Stored entries:

— start —

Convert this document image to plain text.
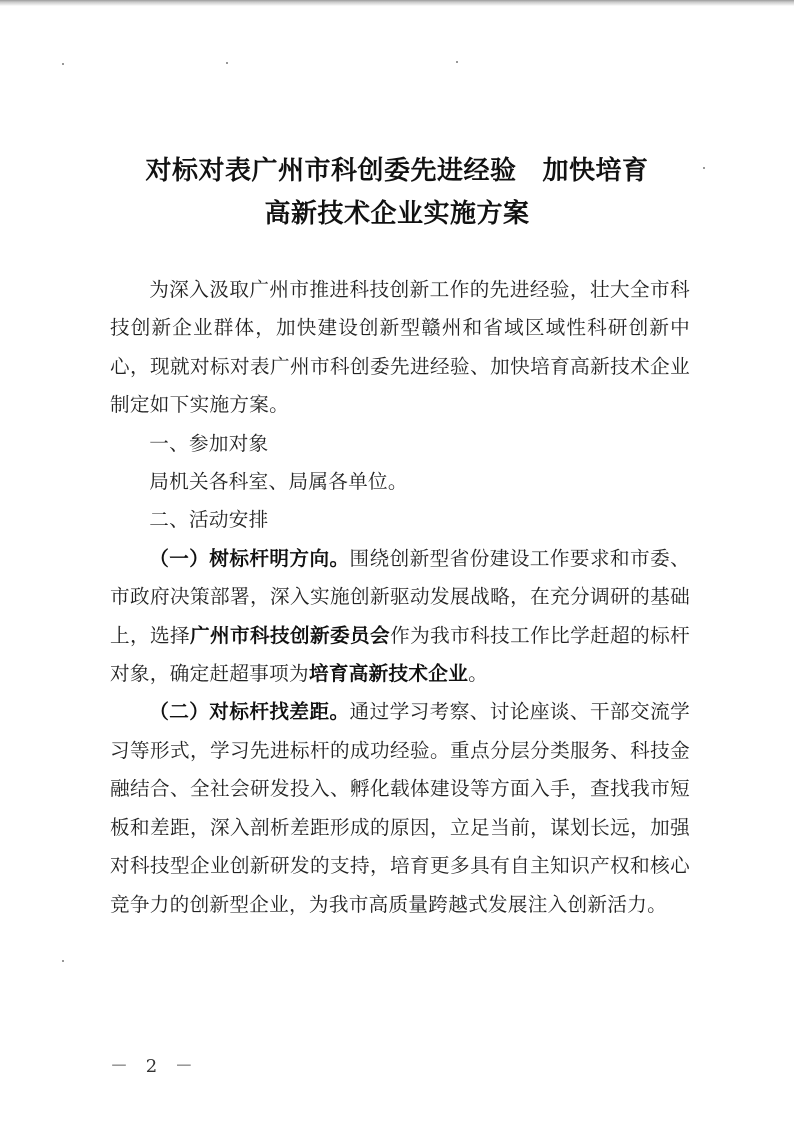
对标对表广州市科创委先进经验 加快培育
高新技术企业实施方案

为深入汲取广州市推进科技创新工作的先进经验，壮大全市科技创新企业群体，加快建设创新型赣州和省域区域性科研创新中心，现就对标对表广州市科创委先进经验、加快培育高新技术企业制定如下实施方案。

一、参加对象

局机关各科室、局属各单位。

二、活动安排

（一）树标杆明方向。围绕创新型省份建设工作要求和市委、市政府决策部署，深入实施创新驱动发展战略，在充分调研的基础上，选择广州市科技创新委员会作为我市科技工作比学赶超的标杆对象，确定赶超事项为培育高新技术企业。

（二）对标杆找差距。通过学习考察、讨论座谈、干部交流学习等形式，学习先进标杆的成功经验。重点分层分类服务、科技金融结合、全社会研发投入、孵化载体建设等方面入手，查找我市短板和差距，深入剖析差距形成的原因，立足当前，谋划长远，加强对科技型企业创新研发的支持，培育更多具有自主知识产权和核心竞争力的创新型企业，为我市高质量跨越式发展注入创新活力。

－ 2 －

— end —

--- Exercise requirements ---
Give every record again exactly, apart from the pictures, which stay out.

--- Answer to the exercise ---
Convert this document image to plain text.
对标对表广州市科创委先进经验 加快培育
高新技术企业实施方案

为深入汲取广州市推进科技创新工作的先进经验，壮大全市科技创新企业群体，加快建设创新型赣州和省域区域性科研创新中心，现就对标对表广州市科创委先进经验、加快培育高新技术企业制定如下实施方案。

一、参加对象

局机关各科室、局属各单位。

二、活动安排

（一）树标杆明方向。围绕创新型省份建设工作要求和市委、市政府决策部署，深入实施创新驱动发展战略，在充分调研的基础上，选择广州市科技创新委员会作为我市科技工作比学赶超的标杆对象，确定赶超事项为培育高新技术企业。

（二）对标杆找差距。通过学习考察、讨论座谈、干部交流学习等形式，学习先进标杆的成功经验。重点分层分类服务、科技金融结合、全社会研发投入、孵化载体建设等方面入手，查找我市短板和差距，深入剖析差距形成的原因，立足当前，谋划长远，加强对科技型企业创新研发的支持，培育更多具有自主知识产权和核心竞争力的创新型企业，为我市高质量跨越式发展注入创新活力。

－ 2 －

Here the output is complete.